-- START OF EXTRACTED RECORDS --

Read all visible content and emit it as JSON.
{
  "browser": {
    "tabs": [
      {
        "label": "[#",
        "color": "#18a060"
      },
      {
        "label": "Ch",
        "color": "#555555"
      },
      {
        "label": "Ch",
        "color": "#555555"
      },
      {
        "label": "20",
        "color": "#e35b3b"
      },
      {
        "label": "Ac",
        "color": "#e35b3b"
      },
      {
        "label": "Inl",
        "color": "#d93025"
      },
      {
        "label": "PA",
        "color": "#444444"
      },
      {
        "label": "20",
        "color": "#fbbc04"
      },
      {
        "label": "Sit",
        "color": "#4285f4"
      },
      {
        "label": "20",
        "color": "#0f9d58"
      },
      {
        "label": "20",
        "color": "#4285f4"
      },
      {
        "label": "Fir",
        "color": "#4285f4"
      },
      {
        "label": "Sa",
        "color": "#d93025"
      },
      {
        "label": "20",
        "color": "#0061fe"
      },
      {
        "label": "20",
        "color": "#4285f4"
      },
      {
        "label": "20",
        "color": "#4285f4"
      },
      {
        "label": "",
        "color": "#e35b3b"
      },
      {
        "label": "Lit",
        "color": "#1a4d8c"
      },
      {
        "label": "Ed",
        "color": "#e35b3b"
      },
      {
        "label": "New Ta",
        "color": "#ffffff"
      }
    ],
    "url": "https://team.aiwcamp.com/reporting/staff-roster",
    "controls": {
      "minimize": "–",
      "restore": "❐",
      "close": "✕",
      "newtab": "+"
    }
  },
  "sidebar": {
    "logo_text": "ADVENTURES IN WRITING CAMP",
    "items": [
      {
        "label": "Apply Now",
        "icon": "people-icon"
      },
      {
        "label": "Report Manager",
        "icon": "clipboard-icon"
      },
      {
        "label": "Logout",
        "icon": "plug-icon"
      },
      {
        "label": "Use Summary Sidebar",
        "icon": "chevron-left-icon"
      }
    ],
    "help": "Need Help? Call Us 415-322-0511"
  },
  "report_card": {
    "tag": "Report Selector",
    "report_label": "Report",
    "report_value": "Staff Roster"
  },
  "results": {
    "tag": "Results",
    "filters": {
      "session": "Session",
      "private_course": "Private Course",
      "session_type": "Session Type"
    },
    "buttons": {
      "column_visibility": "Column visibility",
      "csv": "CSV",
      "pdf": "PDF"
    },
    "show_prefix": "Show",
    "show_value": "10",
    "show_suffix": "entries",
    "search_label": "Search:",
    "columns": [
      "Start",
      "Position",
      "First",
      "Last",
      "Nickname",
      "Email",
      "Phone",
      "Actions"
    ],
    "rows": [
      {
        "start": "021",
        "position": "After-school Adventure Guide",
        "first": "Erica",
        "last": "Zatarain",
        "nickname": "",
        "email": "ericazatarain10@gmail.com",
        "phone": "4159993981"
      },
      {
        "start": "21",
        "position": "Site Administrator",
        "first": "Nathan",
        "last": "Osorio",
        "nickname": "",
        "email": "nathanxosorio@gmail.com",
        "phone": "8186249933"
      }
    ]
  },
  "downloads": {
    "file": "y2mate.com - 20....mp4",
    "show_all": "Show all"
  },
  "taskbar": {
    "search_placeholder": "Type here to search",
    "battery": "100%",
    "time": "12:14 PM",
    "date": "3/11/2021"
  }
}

-- END OF EXTRACTED RECORDS --

GOAL:
Your task is to transcribe the listing above in full, exactly as given.

WRITTEN ANSWER:
Read all visible content and emit it as JSON.
{
  "browser": {
    "tabs": [
      {
        "label": "[#",
        "color": "#18a060"
      },
      {
        "label": "Ch",
        "color": "#555555"
      },
      {
        "label": "Ch",
        "color": "#555555"
      },
      {
        "label": "20",
        "color": "#e35b3b"
      },
      {
        "label": "Ac",
        "color": "#e35b3b"
      },
      {
        "label": "Inl",
        "color": "#d93025"
      },
      {
        "label": "PA",
        "color": "#444444"
      },
      {
        "label": "20",
        "color": "#fbbc04"
      },
      {
        "label": "Sit",
        "color": "#4285f4"
      },
      {
        "label": "20",
        "color": "#0f9d58"
      },
      {
        "label": "20",
        "color": "#4285f4"
      },
      {
        "label": "Fir",
        "color": "#4285f4"
      },
      {
        "label": "Sa",
        "color": "#d93025"
      },
      {
        "label": "20",
        "color": "#0061fe"
      },
      {
        "label": "20",
        "color": "#4285f4"
      },
      {
        "label": "20",
        "color": "#4285f4"
      },
      {
        "label": "",
        "color": "#e35b3b"
      },
      {
        "label": "Lit",
        "color": "#1a4d8c"
      },
      {
        "label": "Ed",
        "color": "#e35b3b"
      },
      {
        "label": "New Ta",
        "color": "#ffffff"
      }
    ],
    "url": "https://team.aiwcamp.com/reporting/staff-roster",
    "controls": {
      "minimize": "–",
      "restore": "❐",
      "close": "✕",
      "newtab": "+"
    }
  },
  "sidebar": {
    "logo_text": "ADVENTURES IN WRITING CAMP",
    "items": [
      {
        "label": "Apply Now",
        "icon": "people-icon"
      },
      {
        "label": "Report Manager",
        "icon": "clipboard-icon"
      },
      {
        "label": "Logout",
        "icon": "plug-icon"
      },
      {
        "label": "Use Summary Sidebar",
        "icon": "chevron-left-icon"
      }
    ],
    "help": "Need Help? Call Us 415-322-0511"
  },
  "report_card": {
    "tag": "Report Selector",
    "report_label": "Report",
    "report_value": "Staff Roster"
  },
  "results": {
    "tag": "Results",
    "filters": {
      "session": "Session",
      "private_course": "Private Course",
      "session_type": "Session Type"
    },
    "buttons": {
      "column_visibility": "Column visibility",
      "csv": "CSV",
      "pdf": "PDF"
    },
    "show_prefix": "Show",
    "show_value": "10",
    "show_suffix": "entries",
    "search_label": "Search:",
    "columns": [
      "Start",
      "Position",
      "First",
      "Last",
      "Nickname",
      "Email",
      "Phone",
      "Actions"
    ],
    "rows": [
      {
        "start": "021",
        "position": "After-school Adventure Guide",
        "first": "Erica",
        "last": "Zatarain",
        "nickname": "",
        "email": "ericazatarain10@gmail.com",
        "phone": "4159993981"
      },
      {
        "start": "21",
        "position": "Site Administrator",
        "first": "Nathan",
        "last": "Osorio",
        "nickname": "",
        "email": "nathanxosorio@gmail.com",
        "phone": "8186249933"
      }
    ]
  },
  "downloads": {
    "file": "y2mate.com - 20....mp4",
    "show_all": "Show all"
  },
  "taskbar": {
    "search_placeholder": "Type here to search",
    "battery": "100%",
    "time": "12:14 PM",
    "date": "3/11/2021"
  }
}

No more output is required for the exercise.